## START RAW RECORDS

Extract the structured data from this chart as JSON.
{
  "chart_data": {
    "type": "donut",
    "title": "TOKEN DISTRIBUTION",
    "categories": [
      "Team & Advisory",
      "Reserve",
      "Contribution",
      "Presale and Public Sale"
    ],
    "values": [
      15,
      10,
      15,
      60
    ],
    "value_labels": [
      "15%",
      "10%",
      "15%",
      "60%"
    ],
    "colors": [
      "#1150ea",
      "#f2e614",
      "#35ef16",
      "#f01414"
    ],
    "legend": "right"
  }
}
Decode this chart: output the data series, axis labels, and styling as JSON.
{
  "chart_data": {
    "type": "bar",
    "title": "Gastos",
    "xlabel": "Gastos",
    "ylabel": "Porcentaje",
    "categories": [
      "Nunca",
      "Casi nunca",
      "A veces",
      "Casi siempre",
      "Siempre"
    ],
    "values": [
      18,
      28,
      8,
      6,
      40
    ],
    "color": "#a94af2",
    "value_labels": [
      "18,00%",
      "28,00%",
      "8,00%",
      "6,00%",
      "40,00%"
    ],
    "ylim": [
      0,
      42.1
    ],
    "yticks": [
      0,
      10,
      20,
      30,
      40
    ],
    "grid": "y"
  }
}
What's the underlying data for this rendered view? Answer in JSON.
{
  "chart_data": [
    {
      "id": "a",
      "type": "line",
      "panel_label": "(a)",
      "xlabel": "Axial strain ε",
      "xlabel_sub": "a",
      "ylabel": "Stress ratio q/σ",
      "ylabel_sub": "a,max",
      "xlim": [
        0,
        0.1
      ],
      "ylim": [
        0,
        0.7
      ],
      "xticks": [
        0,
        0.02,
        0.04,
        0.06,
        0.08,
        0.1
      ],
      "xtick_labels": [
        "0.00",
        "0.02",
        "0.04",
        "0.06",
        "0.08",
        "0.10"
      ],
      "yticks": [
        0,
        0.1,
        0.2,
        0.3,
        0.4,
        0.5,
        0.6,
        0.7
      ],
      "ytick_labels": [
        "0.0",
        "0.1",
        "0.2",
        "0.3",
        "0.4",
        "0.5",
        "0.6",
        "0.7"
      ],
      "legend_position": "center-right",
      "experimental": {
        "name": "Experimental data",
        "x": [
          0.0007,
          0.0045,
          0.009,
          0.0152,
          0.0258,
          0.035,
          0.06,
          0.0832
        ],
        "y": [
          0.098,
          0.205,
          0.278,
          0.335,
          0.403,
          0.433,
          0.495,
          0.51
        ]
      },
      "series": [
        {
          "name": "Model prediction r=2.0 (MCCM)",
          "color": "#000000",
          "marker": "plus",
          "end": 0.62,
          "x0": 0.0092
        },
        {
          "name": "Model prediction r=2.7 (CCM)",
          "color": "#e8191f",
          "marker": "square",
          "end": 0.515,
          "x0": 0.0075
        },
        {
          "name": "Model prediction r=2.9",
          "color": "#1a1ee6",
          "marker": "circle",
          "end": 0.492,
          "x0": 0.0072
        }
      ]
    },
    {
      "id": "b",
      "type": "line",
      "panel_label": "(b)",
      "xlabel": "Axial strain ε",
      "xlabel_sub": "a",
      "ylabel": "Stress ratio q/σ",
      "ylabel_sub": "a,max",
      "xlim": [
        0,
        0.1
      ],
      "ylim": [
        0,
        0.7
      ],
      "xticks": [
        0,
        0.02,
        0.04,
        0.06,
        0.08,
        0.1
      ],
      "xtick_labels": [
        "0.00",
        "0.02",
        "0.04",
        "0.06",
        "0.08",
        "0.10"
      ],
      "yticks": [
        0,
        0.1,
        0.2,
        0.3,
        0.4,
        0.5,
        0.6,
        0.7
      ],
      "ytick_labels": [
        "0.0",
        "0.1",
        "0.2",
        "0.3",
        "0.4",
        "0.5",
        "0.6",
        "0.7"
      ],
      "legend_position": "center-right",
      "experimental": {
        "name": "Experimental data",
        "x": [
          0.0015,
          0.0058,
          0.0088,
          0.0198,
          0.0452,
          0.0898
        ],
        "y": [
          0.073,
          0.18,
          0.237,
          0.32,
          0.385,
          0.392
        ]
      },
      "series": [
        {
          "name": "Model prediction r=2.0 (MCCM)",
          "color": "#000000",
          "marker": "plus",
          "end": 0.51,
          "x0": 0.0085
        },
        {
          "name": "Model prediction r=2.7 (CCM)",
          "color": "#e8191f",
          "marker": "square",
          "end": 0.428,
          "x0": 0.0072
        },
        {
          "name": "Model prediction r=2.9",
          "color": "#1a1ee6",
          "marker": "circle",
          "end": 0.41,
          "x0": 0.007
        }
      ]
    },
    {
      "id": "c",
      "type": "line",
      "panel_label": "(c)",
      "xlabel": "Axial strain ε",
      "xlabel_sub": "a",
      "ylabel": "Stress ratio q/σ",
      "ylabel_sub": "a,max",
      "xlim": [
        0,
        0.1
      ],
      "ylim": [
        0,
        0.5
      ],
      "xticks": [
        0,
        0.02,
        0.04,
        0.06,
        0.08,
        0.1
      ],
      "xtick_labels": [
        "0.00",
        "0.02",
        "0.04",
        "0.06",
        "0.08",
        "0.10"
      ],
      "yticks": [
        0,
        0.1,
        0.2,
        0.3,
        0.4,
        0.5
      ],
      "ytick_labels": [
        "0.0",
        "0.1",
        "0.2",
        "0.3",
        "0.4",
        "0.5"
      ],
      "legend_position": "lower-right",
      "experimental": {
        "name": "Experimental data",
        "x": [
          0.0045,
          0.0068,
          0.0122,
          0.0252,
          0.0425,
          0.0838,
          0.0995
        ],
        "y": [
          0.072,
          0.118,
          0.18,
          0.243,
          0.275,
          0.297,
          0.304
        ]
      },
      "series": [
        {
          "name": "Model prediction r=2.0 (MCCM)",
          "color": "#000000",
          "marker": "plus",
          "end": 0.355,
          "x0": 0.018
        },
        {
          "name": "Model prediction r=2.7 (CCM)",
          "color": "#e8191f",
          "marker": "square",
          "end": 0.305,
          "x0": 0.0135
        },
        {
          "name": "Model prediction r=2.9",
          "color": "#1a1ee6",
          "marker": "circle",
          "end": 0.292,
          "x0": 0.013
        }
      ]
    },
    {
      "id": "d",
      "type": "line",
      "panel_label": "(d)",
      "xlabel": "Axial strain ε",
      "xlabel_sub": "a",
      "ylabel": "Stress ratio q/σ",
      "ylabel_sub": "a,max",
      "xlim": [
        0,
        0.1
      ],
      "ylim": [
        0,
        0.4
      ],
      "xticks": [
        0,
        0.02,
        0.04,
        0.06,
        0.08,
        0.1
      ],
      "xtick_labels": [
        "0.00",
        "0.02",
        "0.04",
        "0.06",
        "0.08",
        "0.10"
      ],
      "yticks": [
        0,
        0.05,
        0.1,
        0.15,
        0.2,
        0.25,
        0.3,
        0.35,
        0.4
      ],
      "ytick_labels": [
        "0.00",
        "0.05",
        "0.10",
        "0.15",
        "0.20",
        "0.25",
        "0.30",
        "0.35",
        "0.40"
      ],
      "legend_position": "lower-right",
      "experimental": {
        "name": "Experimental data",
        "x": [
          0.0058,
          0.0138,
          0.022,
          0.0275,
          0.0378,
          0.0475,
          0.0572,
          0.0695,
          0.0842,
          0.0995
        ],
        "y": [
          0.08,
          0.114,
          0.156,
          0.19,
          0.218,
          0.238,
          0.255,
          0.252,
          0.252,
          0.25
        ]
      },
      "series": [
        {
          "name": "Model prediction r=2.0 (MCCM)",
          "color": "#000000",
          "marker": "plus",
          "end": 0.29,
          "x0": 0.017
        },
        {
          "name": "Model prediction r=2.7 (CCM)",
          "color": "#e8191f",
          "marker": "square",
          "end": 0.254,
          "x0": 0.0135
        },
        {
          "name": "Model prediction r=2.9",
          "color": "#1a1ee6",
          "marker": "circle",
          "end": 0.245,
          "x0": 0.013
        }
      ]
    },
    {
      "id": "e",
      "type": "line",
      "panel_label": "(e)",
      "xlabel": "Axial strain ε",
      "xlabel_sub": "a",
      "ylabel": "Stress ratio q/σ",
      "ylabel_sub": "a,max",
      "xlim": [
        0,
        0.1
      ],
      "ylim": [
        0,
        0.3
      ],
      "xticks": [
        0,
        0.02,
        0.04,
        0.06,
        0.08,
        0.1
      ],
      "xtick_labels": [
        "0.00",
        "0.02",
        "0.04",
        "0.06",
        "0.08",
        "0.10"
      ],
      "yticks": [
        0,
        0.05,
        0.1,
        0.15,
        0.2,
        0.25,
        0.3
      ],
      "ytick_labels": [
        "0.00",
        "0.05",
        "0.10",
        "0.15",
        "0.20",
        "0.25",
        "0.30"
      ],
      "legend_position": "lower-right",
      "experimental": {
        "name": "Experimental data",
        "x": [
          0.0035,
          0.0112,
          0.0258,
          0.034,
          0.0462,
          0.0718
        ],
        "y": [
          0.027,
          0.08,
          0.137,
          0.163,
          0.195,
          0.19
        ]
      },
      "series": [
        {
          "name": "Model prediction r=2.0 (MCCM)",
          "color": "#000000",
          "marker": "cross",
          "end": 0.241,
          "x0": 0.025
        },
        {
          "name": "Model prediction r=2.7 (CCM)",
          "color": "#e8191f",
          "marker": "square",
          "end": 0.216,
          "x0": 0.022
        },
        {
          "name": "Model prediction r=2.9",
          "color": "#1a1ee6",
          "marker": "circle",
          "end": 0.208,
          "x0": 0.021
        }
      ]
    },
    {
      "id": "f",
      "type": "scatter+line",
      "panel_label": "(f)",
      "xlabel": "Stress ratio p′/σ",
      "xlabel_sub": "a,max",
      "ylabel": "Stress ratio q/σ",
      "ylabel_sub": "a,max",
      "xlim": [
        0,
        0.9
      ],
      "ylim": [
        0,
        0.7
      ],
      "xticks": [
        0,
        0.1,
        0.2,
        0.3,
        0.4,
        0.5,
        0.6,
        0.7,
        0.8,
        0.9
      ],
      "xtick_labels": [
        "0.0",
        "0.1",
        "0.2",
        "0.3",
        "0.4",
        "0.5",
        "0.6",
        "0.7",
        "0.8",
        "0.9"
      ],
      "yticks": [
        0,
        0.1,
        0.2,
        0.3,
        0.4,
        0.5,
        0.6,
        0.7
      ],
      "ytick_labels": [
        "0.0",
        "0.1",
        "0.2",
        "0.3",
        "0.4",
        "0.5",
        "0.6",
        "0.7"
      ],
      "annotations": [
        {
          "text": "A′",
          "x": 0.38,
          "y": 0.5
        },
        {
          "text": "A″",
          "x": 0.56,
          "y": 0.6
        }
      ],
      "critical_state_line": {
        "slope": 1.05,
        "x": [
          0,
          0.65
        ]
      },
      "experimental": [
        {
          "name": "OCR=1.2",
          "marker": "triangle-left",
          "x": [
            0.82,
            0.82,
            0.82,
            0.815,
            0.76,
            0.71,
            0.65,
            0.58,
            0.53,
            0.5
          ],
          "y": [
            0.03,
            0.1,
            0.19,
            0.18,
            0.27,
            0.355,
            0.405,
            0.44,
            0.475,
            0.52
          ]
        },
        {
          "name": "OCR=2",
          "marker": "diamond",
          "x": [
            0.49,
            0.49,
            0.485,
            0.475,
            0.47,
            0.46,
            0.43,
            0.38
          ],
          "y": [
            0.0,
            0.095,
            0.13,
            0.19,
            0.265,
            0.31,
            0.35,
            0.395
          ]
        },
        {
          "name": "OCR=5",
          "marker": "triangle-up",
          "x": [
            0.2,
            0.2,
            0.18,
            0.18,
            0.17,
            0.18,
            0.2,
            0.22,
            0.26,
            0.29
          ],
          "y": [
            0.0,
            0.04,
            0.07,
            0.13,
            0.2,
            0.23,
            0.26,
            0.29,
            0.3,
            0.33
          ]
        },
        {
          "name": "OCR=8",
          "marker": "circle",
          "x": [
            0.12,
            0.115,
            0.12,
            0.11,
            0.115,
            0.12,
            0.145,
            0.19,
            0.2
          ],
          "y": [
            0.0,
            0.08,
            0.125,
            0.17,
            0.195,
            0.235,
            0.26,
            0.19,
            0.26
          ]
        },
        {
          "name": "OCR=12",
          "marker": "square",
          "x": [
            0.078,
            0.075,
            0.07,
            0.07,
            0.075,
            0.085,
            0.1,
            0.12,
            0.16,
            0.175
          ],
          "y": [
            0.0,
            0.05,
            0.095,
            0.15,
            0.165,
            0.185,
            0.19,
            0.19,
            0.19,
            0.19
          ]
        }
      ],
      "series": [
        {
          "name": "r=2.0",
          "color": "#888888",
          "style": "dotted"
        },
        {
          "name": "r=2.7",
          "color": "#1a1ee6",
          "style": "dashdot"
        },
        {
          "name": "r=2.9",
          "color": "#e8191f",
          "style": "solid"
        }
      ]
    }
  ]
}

## END RAW RECORDS

WHAT THE EXERCISE ASKS:
Filter the listing for the word "JSON" and copy every line that holds it.

OUTPUT OF THE TASK:
Extract the structured data from this chart as JSON.
Decode this chart: output the data series, axis labels, and styling as JSON.
What's the underlying data for this rendered view? Answer in JSON.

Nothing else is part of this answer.